= WRITTEN EXERCISE =
Gather every line in the records below that contains the word "PANEL".

(Source data)
━━━━━━━━━━

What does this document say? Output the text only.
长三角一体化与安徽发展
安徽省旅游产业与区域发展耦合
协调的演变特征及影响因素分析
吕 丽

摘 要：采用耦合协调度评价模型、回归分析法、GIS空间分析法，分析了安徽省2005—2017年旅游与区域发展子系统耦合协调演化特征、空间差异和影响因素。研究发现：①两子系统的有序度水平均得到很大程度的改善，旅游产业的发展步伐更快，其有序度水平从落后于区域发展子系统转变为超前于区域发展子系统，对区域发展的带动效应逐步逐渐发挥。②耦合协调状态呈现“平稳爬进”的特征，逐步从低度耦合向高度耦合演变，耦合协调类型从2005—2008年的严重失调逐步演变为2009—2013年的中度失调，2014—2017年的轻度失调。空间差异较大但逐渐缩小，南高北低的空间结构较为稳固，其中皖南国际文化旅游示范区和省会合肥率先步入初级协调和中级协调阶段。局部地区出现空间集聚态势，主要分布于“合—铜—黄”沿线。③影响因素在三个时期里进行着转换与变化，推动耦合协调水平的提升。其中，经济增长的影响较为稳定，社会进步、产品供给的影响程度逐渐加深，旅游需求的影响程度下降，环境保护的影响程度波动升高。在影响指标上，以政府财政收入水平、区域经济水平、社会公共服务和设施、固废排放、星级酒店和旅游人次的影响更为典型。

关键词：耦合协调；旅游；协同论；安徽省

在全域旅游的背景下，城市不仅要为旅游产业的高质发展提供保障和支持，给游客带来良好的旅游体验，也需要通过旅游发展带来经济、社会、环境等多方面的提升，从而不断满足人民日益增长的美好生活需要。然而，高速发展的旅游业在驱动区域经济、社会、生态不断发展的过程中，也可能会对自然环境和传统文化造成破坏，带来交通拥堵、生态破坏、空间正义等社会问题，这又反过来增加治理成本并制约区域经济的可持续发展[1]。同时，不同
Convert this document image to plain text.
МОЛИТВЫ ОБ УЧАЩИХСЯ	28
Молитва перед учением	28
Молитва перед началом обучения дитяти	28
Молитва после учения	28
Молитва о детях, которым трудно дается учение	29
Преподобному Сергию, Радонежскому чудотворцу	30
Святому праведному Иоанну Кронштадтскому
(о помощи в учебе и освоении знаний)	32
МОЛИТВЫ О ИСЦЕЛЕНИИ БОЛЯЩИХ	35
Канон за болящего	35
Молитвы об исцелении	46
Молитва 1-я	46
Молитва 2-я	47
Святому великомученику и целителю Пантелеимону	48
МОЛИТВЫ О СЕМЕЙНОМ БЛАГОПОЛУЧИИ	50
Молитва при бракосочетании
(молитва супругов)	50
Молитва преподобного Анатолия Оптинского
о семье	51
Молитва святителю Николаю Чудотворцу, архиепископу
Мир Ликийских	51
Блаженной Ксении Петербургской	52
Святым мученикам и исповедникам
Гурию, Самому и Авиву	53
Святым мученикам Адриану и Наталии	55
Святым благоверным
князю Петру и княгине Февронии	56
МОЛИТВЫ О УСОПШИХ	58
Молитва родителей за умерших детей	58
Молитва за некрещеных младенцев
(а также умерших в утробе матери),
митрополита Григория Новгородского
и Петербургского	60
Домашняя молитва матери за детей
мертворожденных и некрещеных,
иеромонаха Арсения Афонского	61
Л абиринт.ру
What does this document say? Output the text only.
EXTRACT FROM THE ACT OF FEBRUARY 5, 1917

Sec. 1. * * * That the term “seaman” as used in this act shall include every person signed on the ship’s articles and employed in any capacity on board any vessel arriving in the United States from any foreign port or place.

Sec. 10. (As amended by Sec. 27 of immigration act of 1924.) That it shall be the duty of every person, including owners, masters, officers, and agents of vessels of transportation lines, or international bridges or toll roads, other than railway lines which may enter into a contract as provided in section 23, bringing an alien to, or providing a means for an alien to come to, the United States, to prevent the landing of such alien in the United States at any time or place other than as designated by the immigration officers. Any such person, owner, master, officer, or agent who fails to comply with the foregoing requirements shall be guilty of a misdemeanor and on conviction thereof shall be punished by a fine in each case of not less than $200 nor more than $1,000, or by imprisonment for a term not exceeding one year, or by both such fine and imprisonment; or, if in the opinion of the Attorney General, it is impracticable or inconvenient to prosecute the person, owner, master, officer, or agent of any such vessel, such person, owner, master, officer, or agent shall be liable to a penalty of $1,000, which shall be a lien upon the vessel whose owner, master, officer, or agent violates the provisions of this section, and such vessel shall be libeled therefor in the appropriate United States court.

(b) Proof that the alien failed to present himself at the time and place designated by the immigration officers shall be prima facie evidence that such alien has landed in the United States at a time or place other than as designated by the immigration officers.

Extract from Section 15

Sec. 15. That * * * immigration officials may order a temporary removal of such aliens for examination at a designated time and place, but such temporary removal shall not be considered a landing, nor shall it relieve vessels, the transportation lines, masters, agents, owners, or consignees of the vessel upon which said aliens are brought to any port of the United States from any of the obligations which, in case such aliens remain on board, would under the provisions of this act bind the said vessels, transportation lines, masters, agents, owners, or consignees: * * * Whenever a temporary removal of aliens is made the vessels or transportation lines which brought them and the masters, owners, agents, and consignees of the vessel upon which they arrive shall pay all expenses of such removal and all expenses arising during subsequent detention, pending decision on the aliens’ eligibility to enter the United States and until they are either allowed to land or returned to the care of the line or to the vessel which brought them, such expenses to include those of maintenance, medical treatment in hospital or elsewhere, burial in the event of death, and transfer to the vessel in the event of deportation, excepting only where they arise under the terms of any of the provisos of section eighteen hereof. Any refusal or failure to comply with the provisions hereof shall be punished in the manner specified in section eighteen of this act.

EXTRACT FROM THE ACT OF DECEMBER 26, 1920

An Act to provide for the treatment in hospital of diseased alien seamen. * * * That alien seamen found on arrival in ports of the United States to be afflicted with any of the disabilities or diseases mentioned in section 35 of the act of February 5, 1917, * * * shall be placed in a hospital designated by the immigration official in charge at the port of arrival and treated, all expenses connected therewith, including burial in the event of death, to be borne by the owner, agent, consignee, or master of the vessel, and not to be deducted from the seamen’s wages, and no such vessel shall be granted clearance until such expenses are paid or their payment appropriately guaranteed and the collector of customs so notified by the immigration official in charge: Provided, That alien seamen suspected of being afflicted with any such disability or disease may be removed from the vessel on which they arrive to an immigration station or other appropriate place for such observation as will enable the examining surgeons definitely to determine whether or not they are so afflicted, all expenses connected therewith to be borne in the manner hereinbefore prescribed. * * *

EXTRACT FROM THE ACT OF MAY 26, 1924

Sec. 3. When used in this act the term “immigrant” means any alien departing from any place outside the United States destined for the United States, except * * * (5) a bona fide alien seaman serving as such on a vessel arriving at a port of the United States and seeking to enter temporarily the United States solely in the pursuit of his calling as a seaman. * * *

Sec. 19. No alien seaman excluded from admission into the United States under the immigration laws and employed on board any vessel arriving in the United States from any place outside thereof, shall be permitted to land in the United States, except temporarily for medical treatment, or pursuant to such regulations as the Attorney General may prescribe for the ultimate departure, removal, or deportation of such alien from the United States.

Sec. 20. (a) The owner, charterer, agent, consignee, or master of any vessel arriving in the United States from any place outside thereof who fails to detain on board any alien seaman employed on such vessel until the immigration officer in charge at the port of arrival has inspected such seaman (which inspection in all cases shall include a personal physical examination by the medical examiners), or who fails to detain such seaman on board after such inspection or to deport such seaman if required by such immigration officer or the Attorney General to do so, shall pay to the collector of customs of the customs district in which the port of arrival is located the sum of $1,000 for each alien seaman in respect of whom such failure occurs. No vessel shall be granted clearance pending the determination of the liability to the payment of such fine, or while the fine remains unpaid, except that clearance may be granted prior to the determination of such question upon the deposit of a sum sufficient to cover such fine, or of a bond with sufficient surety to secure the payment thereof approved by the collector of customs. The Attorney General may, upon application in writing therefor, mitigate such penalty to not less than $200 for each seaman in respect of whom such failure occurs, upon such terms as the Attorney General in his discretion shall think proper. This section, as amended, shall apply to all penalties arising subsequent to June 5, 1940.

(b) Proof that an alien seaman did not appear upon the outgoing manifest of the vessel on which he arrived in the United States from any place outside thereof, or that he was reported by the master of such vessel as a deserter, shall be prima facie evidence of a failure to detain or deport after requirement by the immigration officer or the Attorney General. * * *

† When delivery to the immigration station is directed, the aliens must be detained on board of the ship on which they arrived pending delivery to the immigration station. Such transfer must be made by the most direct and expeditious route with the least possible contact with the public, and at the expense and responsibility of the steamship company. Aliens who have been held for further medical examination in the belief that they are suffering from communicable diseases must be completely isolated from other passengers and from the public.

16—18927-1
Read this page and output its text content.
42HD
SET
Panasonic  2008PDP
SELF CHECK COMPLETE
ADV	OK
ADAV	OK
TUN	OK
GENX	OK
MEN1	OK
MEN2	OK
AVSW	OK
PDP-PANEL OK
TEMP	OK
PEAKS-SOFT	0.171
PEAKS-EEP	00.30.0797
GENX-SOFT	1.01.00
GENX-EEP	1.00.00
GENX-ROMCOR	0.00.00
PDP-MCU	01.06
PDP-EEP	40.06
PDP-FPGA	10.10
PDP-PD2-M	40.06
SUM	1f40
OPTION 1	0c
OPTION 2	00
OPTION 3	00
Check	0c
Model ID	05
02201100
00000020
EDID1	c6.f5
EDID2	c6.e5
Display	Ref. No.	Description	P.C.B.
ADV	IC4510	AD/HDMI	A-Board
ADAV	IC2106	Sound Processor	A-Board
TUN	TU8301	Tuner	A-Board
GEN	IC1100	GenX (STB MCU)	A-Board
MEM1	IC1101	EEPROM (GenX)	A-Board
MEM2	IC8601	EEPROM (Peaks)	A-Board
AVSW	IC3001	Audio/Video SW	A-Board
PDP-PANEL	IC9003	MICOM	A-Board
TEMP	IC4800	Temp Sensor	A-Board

━━━━━━━━━━

= RESULT FOR THIS TASK =
PDP-PANEL OK
PDP-PANEL	IC9003	MICOM	A-Board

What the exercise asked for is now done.